Problem: Exclude the pictures and reproduce the remaining data exactly as written.

Dataset records:

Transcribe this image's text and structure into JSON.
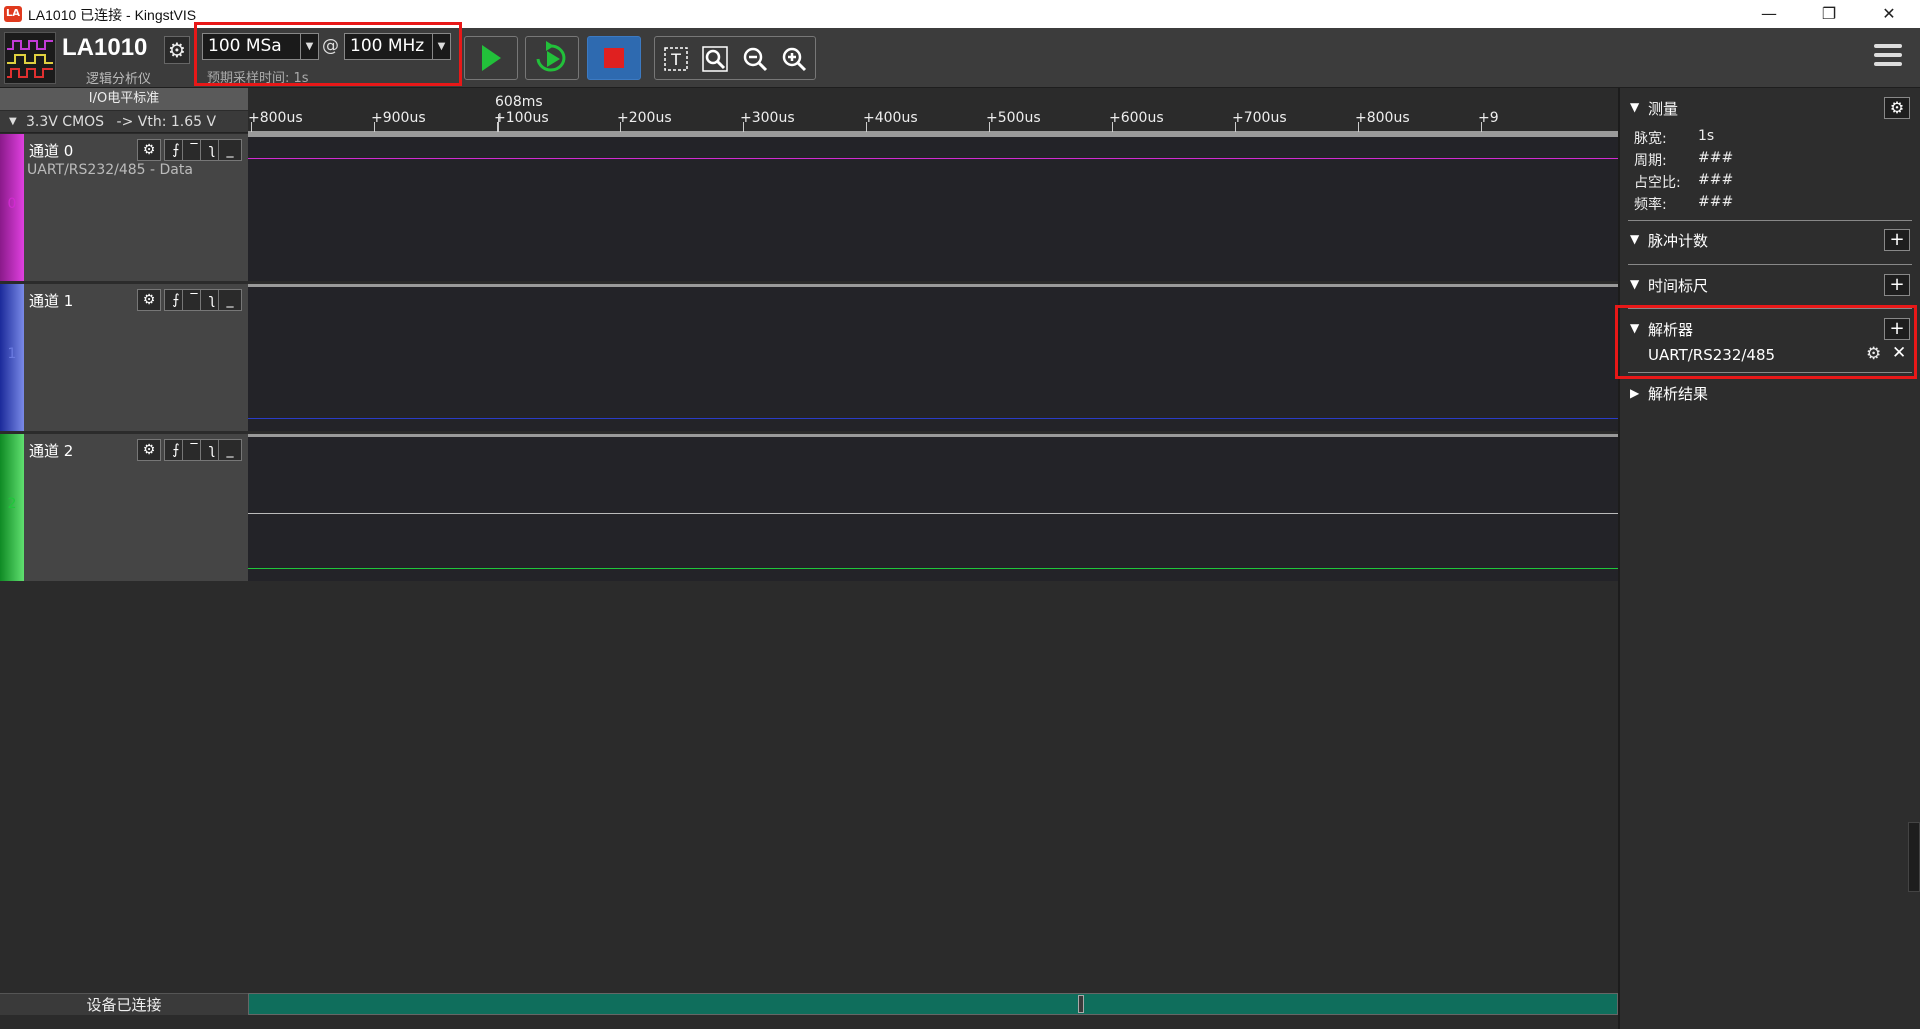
{
  "window": {
    "icon_label": "LA",
    "title": "LA1010 已连接 - KingstVIS",
    "minimize": "—",
    "restore": "❐",
    "close": "✕"
  },
  "toolbar": {
    "device_name": "LA1010",
    "device_subtitle": "逻辑分析仪",
    "sample_count": "100 MSa",
    "at": "@",
    "sample_rate": "100 MHz",
    "expected_time": "预期采样时间: 1s",
    "colors": {
      "start": "#22c03a",
      "stop": "#e02020",
      "accent": "#2e6ab0"
    }
  },
  "io": {
    "header": "I/O电平标准",
    "standard": "3.3V CMOS",
    "vth": "-> Vth: 1.65 V"
  },
  "ruler": {
    "cursor_label": "608ms",
    "ticks": [
      "+800us",
      "+900us",
      "+100us",
      "+200us",
      "+300us",
      "+400us",
      "+500us",
      "+600us",
      "+700us",
      "+800us",
      "+9"
    ]
  },
  "channels": [
    {
      "name": "通道 0",
      "index": "0",
      "decoder": "UART/RS232/485 - Data",
      "color": "#d12bd1"
    },
    {
      "name": "通道 1",
      "index": "1",
      "decoder": "",
      "color": "#2a3cc8"
    },
    {
      "name": "通道 2",
      "index": "2",
      "decoder": "",
      "color": "#1fc63b"
    }
  ],
  "status": {
    "device_status": "设备已连接"
  },
  "panel": {
    "measure": {
      "title": "测量",
      "rows": [
        {
          "label": "脉宽:",
          "value": "1s"
        },
        {
          "label": "周期:",
          "value": "###"
        },
        {
          "label": "占空比:",
          "value": "###"
        },
        {
          "label": "频率:",
          "value": "###"
        }
      ]
    },
    "pulse_count": {
      "title": "脉冲计数"
    },
    "time_ruler": {
      "title": "时间标尺"
    },
    "decoders": {
      "title": "解析器",
      "items": [
        "UART/RS232/485"
      ]
    },
    "decode_results": {
      "title": "解析结果"
    }
  }
}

Correct result:
Transcribe this image's text and structure into JSON.
{
  "window": {
    "icon_label": "LA",
    "title": "LA1010 已连接 - KingstVIS",
    "minimize": "—",
    "restore": "❐",
    "close": "✕"
  },
  "toolbar": {
    "device_name": "LA1010",
    "device_subtitle": "逻辑分析仪",
    "sample_count": "100 MSa",
    "at": "@",
    "sample_rate": "100 MHz",
    "expected_time": "预期采样时间: 1s",
    "colors": {
      "start": "#22c03a",
      "stop": "#e02020",
      "accent": "#2e6ab0"
    }
  },
  "io": {
    "header": "I/O电平标准",
    "standard": "3.3V CMOS",
    "vth": "-> Vth: 1.65 V"
  },
  "ruler": {
    "cursor_label": "608ms",
    "ticks": [
      "+800us",
      "+900us",
      "+100us",
      "+200us",
      "+300us",
      "+400us",
      "+500us",
      "+600us",
      "+700us",
      "+800us",
      "+9"
    ]
  },
  "channels": [
    {
      "name": "通道 0",
      "index": "0",
      "decoder": "UART/RS232/485 - Data",
      "color": "#d12bd1"
    },
    {
      "name": "通道 1",
      "index": "1",
      "decoder": "",
      "color": "#2a3cc8"
    },
    {
      "name": "通道 2",
      "index": "2",
      "decoder": "",
      "color": "#1fc63b"
    }
  ],
  "status": {
    "device_status": "设备已连接"
  },
  "panel": {
    "measure": {
      "title": "测量",
      "rows": [
        {
          "label": "脉宽:",
          "value": "1s"
        },
        {
          "label": "周期:",
          "value": "###"
        },
        {
          "label": "占空比:",
          "value": "###"
        },
        {
          "label": "频率:",
          "value": "###"
        }
      ]
    },
    "pulse_count": {
      "title": "脉冲计数"
    },
    "time_ruler": {
      "title": "时间标尺"
    },
    "decoders": {
      "title": "解析器",
      "items": [
        "UART/RS232/485"
      ]
    },
    "decode_results": {
      "title": "解析结果"
    }
  }
}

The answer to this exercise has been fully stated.